INPUT.
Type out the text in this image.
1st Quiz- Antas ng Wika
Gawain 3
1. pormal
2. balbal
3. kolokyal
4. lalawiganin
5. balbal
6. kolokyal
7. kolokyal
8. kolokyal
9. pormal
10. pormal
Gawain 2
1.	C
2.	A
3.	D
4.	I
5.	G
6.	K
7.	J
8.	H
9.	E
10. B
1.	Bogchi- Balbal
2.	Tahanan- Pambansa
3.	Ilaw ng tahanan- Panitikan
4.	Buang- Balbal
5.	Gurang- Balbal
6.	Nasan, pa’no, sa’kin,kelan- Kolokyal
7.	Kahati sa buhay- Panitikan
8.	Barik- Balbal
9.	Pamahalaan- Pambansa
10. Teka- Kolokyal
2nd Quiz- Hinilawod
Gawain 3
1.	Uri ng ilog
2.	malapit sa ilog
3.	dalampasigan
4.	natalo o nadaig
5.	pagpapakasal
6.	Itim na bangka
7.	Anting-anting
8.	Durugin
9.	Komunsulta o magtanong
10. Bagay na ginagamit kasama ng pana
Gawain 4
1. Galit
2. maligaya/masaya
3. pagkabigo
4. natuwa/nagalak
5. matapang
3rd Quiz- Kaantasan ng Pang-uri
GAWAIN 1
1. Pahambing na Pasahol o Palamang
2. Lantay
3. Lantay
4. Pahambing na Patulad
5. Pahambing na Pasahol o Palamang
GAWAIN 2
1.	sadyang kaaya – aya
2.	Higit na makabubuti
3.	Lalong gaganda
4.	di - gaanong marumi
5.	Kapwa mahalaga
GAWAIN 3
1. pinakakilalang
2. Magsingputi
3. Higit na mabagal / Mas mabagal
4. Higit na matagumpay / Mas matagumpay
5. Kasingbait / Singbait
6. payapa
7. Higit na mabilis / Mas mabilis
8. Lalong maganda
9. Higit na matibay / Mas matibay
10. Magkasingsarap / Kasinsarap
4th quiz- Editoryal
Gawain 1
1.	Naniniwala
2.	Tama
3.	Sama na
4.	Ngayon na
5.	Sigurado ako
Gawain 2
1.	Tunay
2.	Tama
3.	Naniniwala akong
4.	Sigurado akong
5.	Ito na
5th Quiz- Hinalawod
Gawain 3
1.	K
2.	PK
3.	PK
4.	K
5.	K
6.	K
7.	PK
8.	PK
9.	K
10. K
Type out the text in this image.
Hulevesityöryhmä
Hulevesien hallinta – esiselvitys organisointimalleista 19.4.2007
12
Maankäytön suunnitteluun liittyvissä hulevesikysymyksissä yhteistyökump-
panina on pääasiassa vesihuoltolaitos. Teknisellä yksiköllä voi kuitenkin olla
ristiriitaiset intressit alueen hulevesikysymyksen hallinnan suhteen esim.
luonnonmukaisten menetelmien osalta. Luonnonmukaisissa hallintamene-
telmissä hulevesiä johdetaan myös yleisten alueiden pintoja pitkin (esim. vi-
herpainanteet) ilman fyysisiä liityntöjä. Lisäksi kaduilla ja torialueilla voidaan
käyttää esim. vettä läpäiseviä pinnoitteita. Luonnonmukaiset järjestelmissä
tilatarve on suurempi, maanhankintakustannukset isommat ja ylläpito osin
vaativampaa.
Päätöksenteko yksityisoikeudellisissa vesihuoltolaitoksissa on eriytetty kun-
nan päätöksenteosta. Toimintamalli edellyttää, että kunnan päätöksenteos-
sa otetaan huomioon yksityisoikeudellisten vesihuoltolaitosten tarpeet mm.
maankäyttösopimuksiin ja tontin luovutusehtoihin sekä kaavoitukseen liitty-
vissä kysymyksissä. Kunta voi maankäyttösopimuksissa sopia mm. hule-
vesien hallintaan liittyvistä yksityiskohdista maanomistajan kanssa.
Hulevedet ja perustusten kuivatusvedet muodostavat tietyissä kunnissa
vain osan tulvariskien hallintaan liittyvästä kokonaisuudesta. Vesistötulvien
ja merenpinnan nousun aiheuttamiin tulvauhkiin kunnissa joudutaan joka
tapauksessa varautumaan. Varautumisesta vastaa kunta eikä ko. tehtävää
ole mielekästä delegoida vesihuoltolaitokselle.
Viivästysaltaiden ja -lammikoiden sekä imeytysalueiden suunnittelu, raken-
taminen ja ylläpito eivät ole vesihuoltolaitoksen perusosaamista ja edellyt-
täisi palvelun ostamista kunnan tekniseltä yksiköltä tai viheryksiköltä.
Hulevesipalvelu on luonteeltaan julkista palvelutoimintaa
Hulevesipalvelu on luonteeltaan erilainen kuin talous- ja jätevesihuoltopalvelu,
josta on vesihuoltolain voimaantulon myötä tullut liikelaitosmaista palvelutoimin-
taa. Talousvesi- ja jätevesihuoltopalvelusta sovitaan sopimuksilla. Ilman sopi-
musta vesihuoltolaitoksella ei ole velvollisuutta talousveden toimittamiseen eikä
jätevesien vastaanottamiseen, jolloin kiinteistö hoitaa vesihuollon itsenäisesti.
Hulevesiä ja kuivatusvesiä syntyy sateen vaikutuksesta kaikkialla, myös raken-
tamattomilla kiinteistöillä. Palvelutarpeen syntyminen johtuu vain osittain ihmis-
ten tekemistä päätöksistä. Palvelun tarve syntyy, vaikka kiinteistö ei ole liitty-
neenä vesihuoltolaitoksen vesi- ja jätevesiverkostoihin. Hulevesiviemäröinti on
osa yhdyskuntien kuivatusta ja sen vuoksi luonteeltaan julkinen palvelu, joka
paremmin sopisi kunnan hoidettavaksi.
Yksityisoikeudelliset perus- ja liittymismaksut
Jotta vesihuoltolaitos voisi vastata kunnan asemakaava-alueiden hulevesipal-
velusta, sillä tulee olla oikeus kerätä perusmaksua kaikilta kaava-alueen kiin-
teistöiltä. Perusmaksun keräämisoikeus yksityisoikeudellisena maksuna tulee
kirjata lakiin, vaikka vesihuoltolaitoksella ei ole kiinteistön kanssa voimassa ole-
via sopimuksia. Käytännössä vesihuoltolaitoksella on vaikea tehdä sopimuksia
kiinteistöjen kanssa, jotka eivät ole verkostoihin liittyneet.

GIVEN TASK. Make an exact copy of the material above.

ANSWER BELOW.
Type out the text in this image.
1st Quiz- Antas ng Wika
Gawain 3
1. pormal
2. balbal
3. kolokyal
4. lalawiganin
5. balbal
6. kolokyal
7. kolokyal
8. kolokyal
9. pormal
10. pormal
Gawain 2
1.	C
2.	A
3.	D
4.	I
5.	G
6.	K
7.	J
8.	H
9.	E
10. B
1.	Bogchi- Balbal
2.	Tahanan- Pambansa
3.	Ilaw ng tahanan- Panitikan
4.	Buang- Balbal
5.	Gurang- Balbal
6.	Nasan, pa’no, sa’kin,kelan- Kolokyal
7.	Kahati sa buhay- Panitikan
8.	Barik- Balbal
9.	Pamahalaan- Pambansa
10. Teka- Kolokyal
2nd Quiz- Hinilawod
Gawain 3
1.	Uri ng ilog
2.	malapit sa ilog
3.	dalampasigan
4.	natalo o nadaig
5.	pagpapakasal
6.	Itim na bangka
7.	Anting-anting
8.	Durugin
9.	Komunsulta o magtanong
10. Bagay na ginagamit kasama ng pana
Gawain 4
1. Galit
2. maligaya/masaya
3. pagkabigo
4. natuwa/nagalak
5. matapang
3rd Quiz- Kaantasan ng Pang-uri
GAWAIN 1
1. Pahambing na Pasahol o Palamang
2. Lantay
3. Lantay
4. Pahambing na Patulad
5. Pahambing na Pasahol o Palamang
GAWAIN 2
1.	sadyang kaaya – aya
2.	Higit na makabubuti
3.	Lalong gaganda
4.	di - gaanong marumi
5.	Kapwa mahalaga
GAWAIN 3
1. pinakakilalang
2. Magsingputi
3. Higit na mabagal / Mas mabagal
4. Higit na matagumpay / Mas matagumpay
5. Kasingbait / Singbait
6. payapa
7. Higit na mabilis / Mas mabilis
8. Lalong maganda
9. Higit na matibay / Mas matibay
10. Magkasingsarap / Kasinsarap
4th quiz- Editoryal
Gawain 1
1.	Naniniwala
2.	Tama
3.	Sama na
4.	Ngayon na
5.	Sigurado ako
Gawain 2
1.	Tunay
2.	Tama
3.	Naniniwala akong
4.	Sigurado akong
5.	Ito na
5th Quiz- Hinalawod
Gawain 3
1.	K
2.	PK
3.	PK
4.	K
5.	K
6.	K
7.	PK
8.	PK
9.	K
10. K
Type out the text in this image.
Hulevesityöryhmä
Hulevesien hallinta – esiselvitys organisointimalleista 19.4.2007
12
Maankäytön suunnitteluun liittyvissä hulevesikysymyksissä yhteistyökump-
panina on pääasiassa vesihuoltolaitos. Teknisellä yksiköllä voi kuitenkin olla
ristiriitaiset intressit alueen hulevesikysymyksen hallinnan suhteen esim.
luonnonmukaisten menetelmien osalta. Luonnonmukaisissa hallintamene-
telmissä hulevesiä johdetaan myös yleisten alueiden pintoja pitkin (esim. vi-
herpainanteet) ilman fyysisiä liityntöjä. Lisäksi kaduilla ja torialueilla voidaan
käyttää esim. vettä läpäiseviä pinnoitteita. Luonnonmukaiset järjestelmissä
tilatarve on suurempi, maanhankintakustannukset isommat ja ylläpito osin
vaativampaa.
Päätöksenteko yksityisoikeudellisissa vesihuoltolaitoksissa on eriytetty kun-
nan päätöksenteosta. Toimintamalli edellyttää, että kunnan päätöksenteos-
sa otetaan huomioon yksityisoikeudellisten vesihuoltolaitosten tarpeet mm.
maankäyttösopimuksiin ja tontin luovutusehtoihin sekä kaavoitukseen liitty-
vissä kysymyksissä. Kunta voi maankäyttösopimuksissa sopia mm. hule-
vesien hallintaan liittyvistä yksityiskohdista maanomistajan kanssa.
Hulevedet ja perustusten kuivatusvedet muodostavat tietyissä kunnissa
vain osan tulvariskien hallintaan liittyvästä kokonaisuudesta. Vesistötulvien
ja merenpinnan nousun aiheuttamiin tulvauhkiin kunnissa joudutaan joka
tapauksessa varautumaan. Varautumisesta vastaa kunta eikä ko. tehtävää
ole mielekästä delegoida vesihuoltolaitokselle.
Viivästysaltaiden ja -lammikoiden sekä imeytysalueiden suunnittelu, raken-
taminen ja ylläpito eivät ole vesihuoltolaitoksen perusosaamista ja edellyt-
täisi palvelun ostamista kunnan tekniseltä yksiköltä tai viheryksiköltä.
Hulevesipalvelu on luonteeltaan julkista palvelutoimintaa
Hulevesipalvelu on luonteeltaan erilainen kuin talous- ja jätevesihuoltopalvelu,
josta on vesihuoltolain voimaantulon myötä tullut liikelaitosmaista palvelutoimin-
taa. Talousvesi- ja jätevesihuoltopalvelusta sovitaan sopimuksilla. Ilman sopi-
musta vesihuoltolaitoksella ei ole velvollisuutta talousveden toimittamiseen eikä
jätevesien vastaanottamiseen, jolloin kiinteistö hoitaa vesihuollon itsenäisesti.
Hulevesiä ja kuivatusvesiä syntyy sateen vaikutuksesta kaikkialla, myös raken-
tamattomilla kiinteistöillä. Palvelutarpeen syntyminen johtuu vain osittain ihmis-
ten tekemistä päätöksistä. Palvelun tarve syntyy, vaikka kiinteistö ei ole liitty-
neenä vesihuoltolaitoksen vesi- ja jätevesiverkostoihin. Hulevesiviemäröinti on
osa yhdyskuntien kuivatusta ja sen vuoksi luonteeltaan julkinen palvelu, joka
paremmin sopisi kunnan hoidettavaksi.
Yksityisoikeudelliset perus- ja liittymismaksut
Jotta vesihuoltolaitos voisi vastata kunnan asemakaava-alueiden hulevesipal-
velusta, sillä tulee olla oikeus kerätä perusmaksua kaikilta kaava-alueen kiin-
teistöiltä. Perusmaksun keräämisoikeus yksityisoikeudellisena maksuna tulee
kirjata lakiin, vaikka vesihuoltolaitoksella ei ole kiinteistön kanssa voimassa ole-
via sopimuksia. Käytännössä vesihuoltolaitoksella on vaikea tehdä sopimuksia
kiinteistöjen kanssa, jotka eivät ole verkostoihin liittyneet.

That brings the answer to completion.